◆ **What you should do**
State how many lines in the listing below include the word "battery", and add nothing besides the number.

(Stored data)
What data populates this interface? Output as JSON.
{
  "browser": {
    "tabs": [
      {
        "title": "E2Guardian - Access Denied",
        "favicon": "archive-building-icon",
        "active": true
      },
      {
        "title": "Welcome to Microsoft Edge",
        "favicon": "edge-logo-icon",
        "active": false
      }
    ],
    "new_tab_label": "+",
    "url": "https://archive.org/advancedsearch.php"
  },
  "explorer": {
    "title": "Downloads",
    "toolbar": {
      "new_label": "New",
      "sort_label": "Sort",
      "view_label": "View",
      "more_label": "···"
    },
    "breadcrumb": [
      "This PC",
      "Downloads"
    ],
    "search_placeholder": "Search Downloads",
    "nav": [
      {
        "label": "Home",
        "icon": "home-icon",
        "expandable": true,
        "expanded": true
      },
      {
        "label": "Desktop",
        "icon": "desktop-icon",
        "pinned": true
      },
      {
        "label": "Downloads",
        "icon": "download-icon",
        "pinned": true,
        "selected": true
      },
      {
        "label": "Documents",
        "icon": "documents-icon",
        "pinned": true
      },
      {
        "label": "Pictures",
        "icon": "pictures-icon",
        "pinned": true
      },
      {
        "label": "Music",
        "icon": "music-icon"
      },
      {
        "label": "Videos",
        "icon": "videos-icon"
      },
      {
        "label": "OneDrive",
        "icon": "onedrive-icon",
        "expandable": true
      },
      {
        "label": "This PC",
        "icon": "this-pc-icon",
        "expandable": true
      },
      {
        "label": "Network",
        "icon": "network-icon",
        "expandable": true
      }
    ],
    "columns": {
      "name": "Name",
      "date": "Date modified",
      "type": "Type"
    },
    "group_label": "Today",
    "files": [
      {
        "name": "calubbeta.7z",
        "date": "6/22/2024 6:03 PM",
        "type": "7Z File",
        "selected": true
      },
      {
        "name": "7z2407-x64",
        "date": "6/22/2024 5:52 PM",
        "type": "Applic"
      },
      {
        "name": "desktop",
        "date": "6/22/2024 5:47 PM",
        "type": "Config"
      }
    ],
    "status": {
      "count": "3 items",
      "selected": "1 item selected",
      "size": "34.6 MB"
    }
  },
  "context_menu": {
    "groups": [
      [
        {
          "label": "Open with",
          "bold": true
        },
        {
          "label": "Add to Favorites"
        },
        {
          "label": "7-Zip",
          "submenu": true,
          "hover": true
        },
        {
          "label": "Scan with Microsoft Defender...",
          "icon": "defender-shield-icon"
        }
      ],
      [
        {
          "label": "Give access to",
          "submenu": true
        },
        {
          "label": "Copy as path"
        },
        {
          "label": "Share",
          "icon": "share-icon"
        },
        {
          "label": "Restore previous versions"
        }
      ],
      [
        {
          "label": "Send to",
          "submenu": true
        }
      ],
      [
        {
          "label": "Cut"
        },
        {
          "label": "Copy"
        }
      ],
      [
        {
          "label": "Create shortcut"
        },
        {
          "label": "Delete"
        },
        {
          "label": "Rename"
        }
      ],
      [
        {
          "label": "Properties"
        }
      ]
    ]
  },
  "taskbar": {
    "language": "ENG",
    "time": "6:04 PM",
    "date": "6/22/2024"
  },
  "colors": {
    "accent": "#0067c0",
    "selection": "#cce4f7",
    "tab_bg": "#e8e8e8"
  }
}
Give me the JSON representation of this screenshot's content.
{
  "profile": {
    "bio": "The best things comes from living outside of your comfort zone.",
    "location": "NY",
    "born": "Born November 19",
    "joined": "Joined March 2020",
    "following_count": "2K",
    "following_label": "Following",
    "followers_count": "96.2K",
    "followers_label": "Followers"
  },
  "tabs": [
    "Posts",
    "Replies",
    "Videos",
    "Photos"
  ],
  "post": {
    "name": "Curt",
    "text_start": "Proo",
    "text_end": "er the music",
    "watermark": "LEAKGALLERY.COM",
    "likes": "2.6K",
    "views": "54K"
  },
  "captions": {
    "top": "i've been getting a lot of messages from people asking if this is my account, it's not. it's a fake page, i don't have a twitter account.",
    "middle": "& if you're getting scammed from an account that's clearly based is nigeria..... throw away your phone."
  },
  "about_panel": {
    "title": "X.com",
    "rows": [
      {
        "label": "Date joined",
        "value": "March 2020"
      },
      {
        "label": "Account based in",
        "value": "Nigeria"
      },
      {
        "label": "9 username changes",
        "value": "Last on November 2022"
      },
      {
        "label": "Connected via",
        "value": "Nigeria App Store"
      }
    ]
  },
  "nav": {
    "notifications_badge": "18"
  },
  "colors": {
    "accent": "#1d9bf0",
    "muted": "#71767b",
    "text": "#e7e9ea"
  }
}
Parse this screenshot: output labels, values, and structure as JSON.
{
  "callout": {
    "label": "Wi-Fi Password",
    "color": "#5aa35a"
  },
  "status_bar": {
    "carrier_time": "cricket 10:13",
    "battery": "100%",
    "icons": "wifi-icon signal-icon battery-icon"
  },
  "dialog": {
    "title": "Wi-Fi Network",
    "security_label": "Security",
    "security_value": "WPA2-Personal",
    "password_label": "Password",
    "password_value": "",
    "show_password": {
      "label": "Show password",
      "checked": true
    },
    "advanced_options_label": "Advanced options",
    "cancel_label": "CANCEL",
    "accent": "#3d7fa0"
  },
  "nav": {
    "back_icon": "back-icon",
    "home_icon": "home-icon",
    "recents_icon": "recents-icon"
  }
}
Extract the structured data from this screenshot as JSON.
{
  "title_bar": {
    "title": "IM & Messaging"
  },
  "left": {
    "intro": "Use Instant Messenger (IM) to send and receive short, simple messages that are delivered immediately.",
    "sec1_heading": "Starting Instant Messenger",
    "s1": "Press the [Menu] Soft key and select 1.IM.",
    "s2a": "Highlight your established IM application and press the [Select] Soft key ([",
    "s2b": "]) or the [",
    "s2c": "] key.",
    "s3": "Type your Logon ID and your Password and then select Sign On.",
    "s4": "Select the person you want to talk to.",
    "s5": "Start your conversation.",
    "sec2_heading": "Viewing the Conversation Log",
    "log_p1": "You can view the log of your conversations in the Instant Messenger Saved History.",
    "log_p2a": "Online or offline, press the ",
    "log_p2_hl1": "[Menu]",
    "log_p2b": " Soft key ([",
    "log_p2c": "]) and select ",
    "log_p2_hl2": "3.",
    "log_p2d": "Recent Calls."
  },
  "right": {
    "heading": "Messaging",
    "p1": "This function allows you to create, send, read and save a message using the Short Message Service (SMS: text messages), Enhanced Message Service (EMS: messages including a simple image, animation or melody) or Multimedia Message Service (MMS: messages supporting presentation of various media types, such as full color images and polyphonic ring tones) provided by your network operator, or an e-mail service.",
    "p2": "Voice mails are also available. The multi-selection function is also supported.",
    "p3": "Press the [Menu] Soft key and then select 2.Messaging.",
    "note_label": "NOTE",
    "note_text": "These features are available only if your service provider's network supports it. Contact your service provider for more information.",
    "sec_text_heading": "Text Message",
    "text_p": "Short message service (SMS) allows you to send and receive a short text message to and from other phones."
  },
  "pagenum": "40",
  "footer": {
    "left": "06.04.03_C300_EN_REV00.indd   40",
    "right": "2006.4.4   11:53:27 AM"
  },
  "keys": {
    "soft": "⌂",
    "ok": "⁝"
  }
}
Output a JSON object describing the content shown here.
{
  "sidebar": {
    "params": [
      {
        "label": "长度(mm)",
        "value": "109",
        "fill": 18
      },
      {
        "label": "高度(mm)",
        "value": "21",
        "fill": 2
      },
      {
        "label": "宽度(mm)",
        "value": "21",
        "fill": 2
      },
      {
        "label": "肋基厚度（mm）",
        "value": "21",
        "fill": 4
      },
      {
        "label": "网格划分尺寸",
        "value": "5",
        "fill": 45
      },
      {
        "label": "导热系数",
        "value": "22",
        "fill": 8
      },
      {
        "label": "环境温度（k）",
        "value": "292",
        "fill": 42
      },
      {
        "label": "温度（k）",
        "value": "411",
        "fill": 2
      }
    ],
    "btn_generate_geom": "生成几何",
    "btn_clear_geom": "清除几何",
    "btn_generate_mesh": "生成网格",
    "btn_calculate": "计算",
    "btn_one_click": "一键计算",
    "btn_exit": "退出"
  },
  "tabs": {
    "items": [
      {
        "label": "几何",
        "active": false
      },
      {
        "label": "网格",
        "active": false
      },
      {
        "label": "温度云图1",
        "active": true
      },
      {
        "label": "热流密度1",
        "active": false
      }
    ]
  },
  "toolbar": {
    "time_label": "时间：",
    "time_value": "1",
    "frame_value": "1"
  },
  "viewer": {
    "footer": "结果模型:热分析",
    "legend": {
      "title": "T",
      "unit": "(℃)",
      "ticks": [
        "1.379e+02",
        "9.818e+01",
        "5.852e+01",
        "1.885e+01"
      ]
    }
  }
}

◆ **Written reply**
2